_EXERCISE DETAILS_
Transcribe every line of the records verbatim.

_Collected data entries_
╔══

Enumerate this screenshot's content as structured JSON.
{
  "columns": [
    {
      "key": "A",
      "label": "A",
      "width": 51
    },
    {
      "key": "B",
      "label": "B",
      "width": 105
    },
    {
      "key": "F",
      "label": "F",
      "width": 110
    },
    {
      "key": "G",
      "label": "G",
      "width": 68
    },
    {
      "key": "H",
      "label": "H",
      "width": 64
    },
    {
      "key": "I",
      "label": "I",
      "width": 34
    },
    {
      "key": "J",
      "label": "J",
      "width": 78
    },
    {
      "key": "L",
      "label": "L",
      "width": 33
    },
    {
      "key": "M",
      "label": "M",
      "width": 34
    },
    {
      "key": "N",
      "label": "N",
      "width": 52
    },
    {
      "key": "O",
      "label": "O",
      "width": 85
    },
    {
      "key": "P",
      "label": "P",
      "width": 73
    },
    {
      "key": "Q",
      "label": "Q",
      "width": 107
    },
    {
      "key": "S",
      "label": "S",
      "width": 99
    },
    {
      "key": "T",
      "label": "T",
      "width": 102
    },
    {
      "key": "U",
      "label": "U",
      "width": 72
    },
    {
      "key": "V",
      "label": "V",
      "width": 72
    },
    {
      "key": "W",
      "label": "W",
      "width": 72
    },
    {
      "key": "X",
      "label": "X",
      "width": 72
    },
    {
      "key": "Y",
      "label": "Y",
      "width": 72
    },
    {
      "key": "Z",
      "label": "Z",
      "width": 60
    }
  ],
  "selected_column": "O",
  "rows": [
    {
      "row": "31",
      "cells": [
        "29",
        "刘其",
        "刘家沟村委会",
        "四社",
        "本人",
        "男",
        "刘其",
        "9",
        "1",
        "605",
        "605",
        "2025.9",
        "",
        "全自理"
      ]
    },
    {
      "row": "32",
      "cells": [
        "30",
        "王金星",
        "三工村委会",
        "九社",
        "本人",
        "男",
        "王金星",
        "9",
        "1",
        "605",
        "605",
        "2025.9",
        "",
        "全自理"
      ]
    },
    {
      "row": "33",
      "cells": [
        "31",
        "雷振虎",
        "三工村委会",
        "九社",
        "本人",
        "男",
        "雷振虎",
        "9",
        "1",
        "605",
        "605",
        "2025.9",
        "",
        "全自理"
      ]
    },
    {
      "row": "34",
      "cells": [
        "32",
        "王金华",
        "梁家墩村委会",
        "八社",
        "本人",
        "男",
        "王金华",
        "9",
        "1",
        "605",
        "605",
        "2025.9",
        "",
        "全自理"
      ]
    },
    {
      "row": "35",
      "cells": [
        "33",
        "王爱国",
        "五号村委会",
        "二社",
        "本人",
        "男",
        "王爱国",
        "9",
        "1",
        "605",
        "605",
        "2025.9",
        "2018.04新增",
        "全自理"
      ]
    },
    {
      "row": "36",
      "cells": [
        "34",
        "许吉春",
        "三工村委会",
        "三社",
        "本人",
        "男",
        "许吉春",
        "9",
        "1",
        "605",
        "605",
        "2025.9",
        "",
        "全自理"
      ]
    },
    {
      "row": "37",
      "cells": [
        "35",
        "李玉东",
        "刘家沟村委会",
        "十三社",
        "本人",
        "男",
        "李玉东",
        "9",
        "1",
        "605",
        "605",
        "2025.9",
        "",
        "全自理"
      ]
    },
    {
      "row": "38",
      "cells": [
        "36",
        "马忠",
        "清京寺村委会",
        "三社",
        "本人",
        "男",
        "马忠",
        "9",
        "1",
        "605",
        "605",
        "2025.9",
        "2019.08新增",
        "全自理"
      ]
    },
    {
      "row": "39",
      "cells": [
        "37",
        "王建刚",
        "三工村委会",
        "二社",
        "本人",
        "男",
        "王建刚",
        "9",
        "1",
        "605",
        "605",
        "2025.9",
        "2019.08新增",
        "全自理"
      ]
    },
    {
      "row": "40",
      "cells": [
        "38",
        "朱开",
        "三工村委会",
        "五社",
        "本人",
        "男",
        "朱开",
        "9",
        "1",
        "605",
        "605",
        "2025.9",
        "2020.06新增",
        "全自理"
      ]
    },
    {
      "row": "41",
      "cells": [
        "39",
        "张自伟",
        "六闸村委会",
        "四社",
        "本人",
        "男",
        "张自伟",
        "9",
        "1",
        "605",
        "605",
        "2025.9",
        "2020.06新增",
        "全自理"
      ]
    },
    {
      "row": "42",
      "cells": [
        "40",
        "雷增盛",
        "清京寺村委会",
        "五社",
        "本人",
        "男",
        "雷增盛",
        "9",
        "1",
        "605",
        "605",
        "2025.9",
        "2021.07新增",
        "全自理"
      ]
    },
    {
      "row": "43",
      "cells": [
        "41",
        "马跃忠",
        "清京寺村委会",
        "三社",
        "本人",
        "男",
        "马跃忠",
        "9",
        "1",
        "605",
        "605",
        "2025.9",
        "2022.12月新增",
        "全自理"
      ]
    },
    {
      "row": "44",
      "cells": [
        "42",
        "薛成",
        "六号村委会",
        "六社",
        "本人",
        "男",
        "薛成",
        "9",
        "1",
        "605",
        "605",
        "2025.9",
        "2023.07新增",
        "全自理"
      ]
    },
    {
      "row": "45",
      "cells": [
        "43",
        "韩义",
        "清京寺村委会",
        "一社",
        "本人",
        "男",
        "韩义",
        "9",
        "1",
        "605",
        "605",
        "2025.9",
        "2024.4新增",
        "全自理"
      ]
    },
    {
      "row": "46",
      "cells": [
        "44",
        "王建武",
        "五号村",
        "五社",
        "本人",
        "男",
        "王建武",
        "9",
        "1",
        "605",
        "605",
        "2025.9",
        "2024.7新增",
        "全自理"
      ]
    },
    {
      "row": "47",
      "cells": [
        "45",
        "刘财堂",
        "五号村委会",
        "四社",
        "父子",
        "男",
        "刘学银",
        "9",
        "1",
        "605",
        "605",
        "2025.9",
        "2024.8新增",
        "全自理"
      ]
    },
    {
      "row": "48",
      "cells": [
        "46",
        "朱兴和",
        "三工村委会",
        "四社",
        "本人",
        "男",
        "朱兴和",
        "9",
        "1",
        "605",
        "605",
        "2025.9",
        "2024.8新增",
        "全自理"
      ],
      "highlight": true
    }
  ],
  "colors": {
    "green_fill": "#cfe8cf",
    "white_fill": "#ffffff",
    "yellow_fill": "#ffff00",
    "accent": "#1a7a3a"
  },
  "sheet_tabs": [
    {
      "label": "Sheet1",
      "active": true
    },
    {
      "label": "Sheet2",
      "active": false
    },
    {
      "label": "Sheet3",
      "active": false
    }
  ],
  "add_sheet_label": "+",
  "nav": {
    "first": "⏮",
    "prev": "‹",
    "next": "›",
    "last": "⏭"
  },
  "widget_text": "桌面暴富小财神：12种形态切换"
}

╚══

_RESPONSE TO THE TASK_
Enumerate this screenshot's content as structured JSON.
{
  "columns": [
    {
      "key": "A",
      "label": "A",
      "width": 51
    },
    {
      "key": "B",
      "label": "B",
      "width": 105
    },
    {
      "key": "F",
      "label": "F",
      "width": 110
    },
    {
      "key": "G",
      "label": "G",
      "width": 68
    },
    {
      "key": "H",
      "label": "H",
      "width": 64
    },
    {
      "key": "I",
      "label": "I",
      "width": 34
    },
    {
      "key": "J",
      "label": "J",
      "width": 78
    },
    {
      "key": "L",
      "label": "L",
      "width": 33
    },
    {
      "key": "M",
      "label": "M",
      "width": 34
    },
    {
      "key": "N",
      "label": "N",
      "width": 52
    },
    {
      "key": "O",
      "label": "O",
      "width": 85
    },
    {
      "key": "P",
      "label": "P",
      "width": 73
    },
    {
      "key": "Q",
      "label": "Q",
      "width": 107
    },
    {
      "key": "S",
      "label": "S",
      "width": 99
    },
    {
      "key": "T",
      "label": "T",
      "width": 102
    },
    {
      "key": "U",
      "label": "U",
      "width": 72
    },
    {
      "key": "V",
      "label": "V",
      "width": 72
    },
    {
      "key": "W",
      "label": "W",
      "width": 72
    },
    {
      "key": "X",
      "label": "X",
      "width": 72
    },
    {
      "key": "Y",
      "label": "Y",
      "width": 72
    },
    {
      "key": "Z",
      "label": "Z",
      "width": 60
    }
  ],
  "selected_column": "O",
  "rows": [
    {
      "row": "31",
      "cells": [
        "29",
        "刘其",
        "刘家沟村委会",
        "四社",
        "本人",
        "男",
        "刘其",
        "9",
        "1",
        "605",
        "605",
        "2025.9",
        "",
        "全自理"
      ]
    },
    {
      "row": "32",
      "cells": [
        "30",
        "王金星",
        "三工村委会",
        "九社",
        "本人",
        "男",
        "王金星",
        "9",
        "1",
        "605",
        "605",
        "2025.9",
        "",
        "全自理"
      ]
    },
    {
      "row": "33",
      "cells": [
        "31",
        "雷振虎",
        "三工村委会",
        "九社",
        "本人",
        "男",
        "雷振虎",
        "9",
        "1",
        "605",
        "605",
        "2025.9",
        "",
        "全自理"
      ]
    },
    {
      "row": "34",
      "cells": [
        "32",
        "王金华",
        "梁家墩村委会",
        "八社",
        "本人",
        "男",
        "王金华",
        "9",
        "1",
        "605",
        "605",
        "2025.9",
        "",
        "全自理"
      ]
    },
    {
      "row": "35",
      "cells": [
        "33",
        "王爱国",
        "五号村委会",
        "二社",
        "本人",
        "男",
        "王爱国",
        "9",
        "1",
        "605",
        "605",
        "2025.9",
        "2018.04新增",
        "全自理"
      ]
    },
    {
      "row": "36",
      "cells": [
        "34",
        "许吉春",
        "三工村委会",
        "三社",
        "本人",
        "男",
        "许吉春",
        "9",
        "1",
        "605",
        "605",
        "2025.9",
        "",
        "全自理"
      ]
    },
    {
      "row": "37",
      "cells": [
        "35",
        "李玉东",
        "刘家沟村委会",
        "十三社",
        "本人",
        "男",
        "李玉东",
        "9",
        "1",
        "605",
        "605",
        "2025.9",
        "",
        "全自理"
      ]
    },
    {
      "row": "38",
      "cells": [
        "36",
        "马忠",
        "清京寺村委会",
        "三社",
        "本人",
        "男",
        "马忠",
        "9",
        "1",
        "605",
        "605",
        "2025.9",
        "2019.08新增",
        "全自理"
      ]
    },
    {
      "row": "39",
      "cells": [
        "37",
        "王建刚",
        "三工村委会",
        "二社",
        "本人",
        "男",
        "王建刚",
        "9",
        "1",
        "605",
        "605",
        "2025.9",
        "2019.08新增",
        "全自理"
      ]
    },
    {
      "row": "40",
      "cells": [
        "38",
        "朱开",
        "三工村委会",
        "五社",
        "本人",
        "男",
        "朱开",
        "9",
        "1",
        "605",
        "605",
        "2025.9",
        "2020.06新增",
        "全自理"
      ]
    },
    {
      "row": "41",
      "cells": [
        "39",
        "张自伟",
        "六闸村委会",
        "四社",
        "本人",
        "男",
        "张自伟",
        "9",
        "1",
        "605",
        "605",
        "2025.9",
        "2020.06新增",
        "全自理"
      ]
    },
    {
      "row": "42",
      "cells": [
        "40",
        "雷增盛",
        "清京寺村委会",
        "五社",
        "本人",
        "男",
        "雷增盛",
        "9",
        "1",
        "605",
        "605",
        "2025.9",
        "2021.07新增",
        "全自理"
      ]
    },
    {
      "row": "43",
      "cells": [
        "41",
        "马跃忠",
        "清京寺村委会",
        "三社",
        "本人",
        "男",
        "马跃忠",
        "9",
        "1",
        "605",
        "605",
        "2025.9",
        "2022.12月新增",
        "全自理"
      ]
    },
    {
      "row": "44",
      "cells": [
        "42",
        "薛成",
        "六号村委会",
        "六社",
        "本人",
        "男",
        "薛成",
        "9",
        "1",
        "605",
        "605",
        "2025.9",
        "2023.07新增",
        "全自理"
      ]
    },
    {
      "row": "45",
      "cells": [
        "43",
        "韩义",
        "清京寺村委会",
        "一社",
        "本人",
        "男",
        "韩义",
        "9",
        "1",
        "605",
        "605",
        "2025.9",
        "2024.4新增",
        "全自理"
      ]
    },
    {
      "row": "46",
      "cells": [
        "44",
        "王建武",
        "五号村",
        "五社",
        "本人",
        "男",
        "王建武",
        "9",
        "1",
        "605",
        "605",
        "2025.9",
        "2024.7新增",
        "全自理"
      ]
    },
    {
      "row": "47",
      "cells": [
        "45",
        "刘财堂",
        "五号村委会",
        "四社",
        "父子",
        "男",
        "刘学银",
        "9",
        "1",
        "605",
        "605",
        "2025.9",
        "2024.8新增",
        "全自理"
      ]
    },
    {
      "row": "48",
      "cells": [
        "46",
        "朱兴和",
        "三工村委会",
        "四社",
        "本人",
        "男",
        "朱兴和",
        "9",
        "1",
        "605",
        "605",
        "2025.9",
        "2024.8新增",
        "全自理"
      ],
      "highlight": true
    }
  ],
  "colors": {
    "green_fill": "#cfe8cf",
    "white_fill": "#ffffff",
    "yellow_fill": "#ffff00",
    "accent": "#1a7a3a"
  },
  "sheet_tabs": [
    {
      "label": "Sheet1",
      "active": true
    },
    {
      "label": "Sheet2",
      "active": false
    },
    {
      "label": "Sheet3",
      "active": false
    }
  ],
  "add_sheet_label": "+",
  "nav": {
    "first": "⏮",
    "prev": "‹",
    "next": "›",
    "last": "⏭"
  },
  "widget_text": "桌面暴富小财神：12种形态切换"
}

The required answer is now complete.